- _Objective_
Each line of the material must be returned exactly.

[Dataset records]
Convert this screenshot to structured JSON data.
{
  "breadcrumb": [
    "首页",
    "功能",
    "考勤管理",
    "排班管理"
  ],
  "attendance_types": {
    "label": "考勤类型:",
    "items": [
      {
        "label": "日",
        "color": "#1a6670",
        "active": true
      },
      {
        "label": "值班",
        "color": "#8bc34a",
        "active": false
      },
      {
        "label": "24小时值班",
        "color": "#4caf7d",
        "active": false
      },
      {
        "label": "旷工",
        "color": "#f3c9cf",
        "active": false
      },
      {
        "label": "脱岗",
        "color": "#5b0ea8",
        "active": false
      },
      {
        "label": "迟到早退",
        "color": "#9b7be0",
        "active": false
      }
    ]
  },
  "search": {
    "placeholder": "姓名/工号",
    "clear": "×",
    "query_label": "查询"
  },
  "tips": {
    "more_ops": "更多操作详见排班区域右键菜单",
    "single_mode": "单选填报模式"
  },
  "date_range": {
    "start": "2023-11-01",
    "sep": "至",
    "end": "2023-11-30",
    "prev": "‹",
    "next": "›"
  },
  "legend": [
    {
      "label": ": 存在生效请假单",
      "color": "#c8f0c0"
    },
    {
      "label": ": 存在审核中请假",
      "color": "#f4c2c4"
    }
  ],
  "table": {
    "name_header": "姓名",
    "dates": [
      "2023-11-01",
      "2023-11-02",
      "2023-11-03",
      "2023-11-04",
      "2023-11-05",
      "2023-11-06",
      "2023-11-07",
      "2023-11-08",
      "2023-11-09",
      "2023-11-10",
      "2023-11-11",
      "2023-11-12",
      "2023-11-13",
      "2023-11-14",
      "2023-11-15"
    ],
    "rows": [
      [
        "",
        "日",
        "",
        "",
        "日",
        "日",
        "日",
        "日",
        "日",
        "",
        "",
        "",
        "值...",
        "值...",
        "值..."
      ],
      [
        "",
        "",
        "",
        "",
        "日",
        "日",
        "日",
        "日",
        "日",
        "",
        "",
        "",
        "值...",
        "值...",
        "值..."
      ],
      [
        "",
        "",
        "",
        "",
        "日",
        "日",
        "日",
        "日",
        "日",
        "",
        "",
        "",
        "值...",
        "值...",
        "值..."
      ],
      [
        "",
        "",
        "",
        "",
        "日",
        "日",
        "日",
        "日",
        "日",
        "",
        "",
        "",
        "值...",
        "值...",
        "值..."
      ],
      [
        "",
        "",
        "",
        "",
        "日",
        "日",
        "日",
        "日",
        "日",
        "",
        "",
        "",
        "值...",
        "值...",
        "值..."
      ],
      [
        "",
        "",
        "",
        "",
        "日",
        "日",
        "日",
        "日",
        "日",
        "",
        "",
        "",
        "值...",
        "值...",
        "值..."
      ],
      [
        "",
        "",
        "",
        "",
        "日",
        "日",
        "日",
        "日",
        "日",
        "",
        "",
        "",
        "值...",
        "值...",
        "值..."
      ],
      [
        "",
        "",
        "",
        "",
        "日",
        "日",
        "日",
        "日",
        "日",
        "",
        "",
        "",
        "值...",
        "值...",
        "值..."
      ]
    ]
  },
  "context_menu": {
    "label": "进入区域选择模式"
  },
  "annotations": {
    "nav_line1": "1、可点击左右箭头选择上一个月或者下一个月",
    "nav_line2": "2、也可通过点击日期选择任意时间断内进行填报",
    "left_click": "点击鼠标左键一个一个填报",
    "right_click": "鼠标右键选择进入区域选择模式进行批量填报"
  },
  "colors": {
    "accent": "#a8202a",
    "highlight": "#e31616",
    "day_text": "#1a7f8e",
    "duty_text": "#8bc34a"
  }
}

- _Response to the task_
Convert this screenshot to structured JSON data.
{
  "breadcrumb": [
    "首页",
    "功能",
    "考勤管理",
    "排班管理"
  ],
  "attendance_types": {
    "label": "考勤类型:",
    "items": [
      {
        "label": "日",
        "color": "#1a6670",
        "active": true
      },
      {
        "label": "值班",
        "color": "#8bc34a",
        "active": false
      },
      {
        "label": "24小时值班",
        "color": "#4caf7d",
        "active": false
      },
      {
        "label": "旷工",
        "color": "#f3c9cf",
        "active": false
      },
      {
        "label": "脱岗",
        "color": "#5b0ea8",
        "active": false
      },
      {
        "label": "迟到早退",
        "color": "#9b7be0",
        "active": false
      }
    ]
  },
  "search": {
    "placeholder": "姓名/工号",
    "clear": "×",
    "query_label": "查询"
  },
  "tips": {
    "more_ops": "更多操作详见排班区域右键菜单",
    "single_mode": "单选填报模式"
  },
  "date_range": {
    "start": "2023-11-01",
    "sep": "至",
    "end": "2023-11-30",
    "prev": "‹",
    "next": "›"
  },
  "legend": [
    {
      "label": ": 存在生效请假单",
      "color": "#c8f0c0"
    },
    {
      "label": ": 存在审核中请假",
      "color": "#f4c2c4"
    }
  ],
  "table": {
    "name_header": "姓名",
    "dates": [
      "2023-11-01",
      "2023-11-02",
      "2023-11-03",
      "2023-11-04",
      "2023-11-05",
      "2023-11-06",
      "2023-11-07",
      "2023-11-08",
      "2023-11-09",
      "2023-11-10",
      "2023-11-11",
      "2023-11-12",
      "2023-11-13",
      "2023-11-14",
      "2023-11-15"
    ],
    "rows": [
      [
        "",
        "日",
        "",
        "",
        "日",
        "日",
        "日",
        "日",
        "日",
        "",
        "",
        "",
        "值...",
        "值...",
        "值..."
      ],
      [
        "",
        "",
        "",
        "",
        "日",
        "日",
        "日",
        "日",
        "日",
        "",
        "",
        "",
        "值...",
        "值...",
        "值..."
      ],
      [
        "",
        "",
        "",
        "",
        "日",
        "日",
        "日",
        "日",
        "日",
        "",
        "",
        "",
        "值...",
        "值...",
        "值..."
      ],
      [
        "",
        "",
        "",
        "",
        "日",
        "日",
        "日",
        "日",
        "日",
        "",
        "",
        "",
        "值...",
        "值...",
        "值..."
      ],
      [
        "",
        "",
        "",
        "",
        "日",
        "日",
        "日",
        "日",
        "日",
        "",
        "",
        "",
        "值...",
        "值...",
        "值..."
      ],
      [
        "",
        "",
        "",
        "",
        "日",
        "日",
        "日",
        "日",
        "日",
        "",
        "",
        "",
        "值...",
        "值...",
        "值..."
      ],
      [
        "",
        "",
        "",
        "",
        "日",
        "日",
        "日",
        "日",
        "日",
        "",
        "",
        "",
        "值...",
        "值...",
        "值..."
      ],
      [
        "",
        "",
        "",
        "",
        "日",
        "日",
        "日",
        "日",
        "日",
        "",
        "",
        "",
        "值...",
        "值...",
        "值..."
      ]
    ]
  },
  "context_menu": {
    "label": "进入区域选择模式"
  },
  "annotations": {
    "nav_line1": "1、可点击左右箭头选择上一个月或者下一个月",
    "nav_line2": "2、也可通过点击日期选择任意时间断内进行填报",
    "left_click": "点击鼠标左键一个一个填报",
    "right_click": "鼠标右键选择进入区域选择模式进行批量填报"
  },
  "colors": {
    "accent": "#a8202a",
    "highlight": "#e31616",
    "day_text": "#1a7f8e",
    "duty_text": "#8bc34a"
  }
}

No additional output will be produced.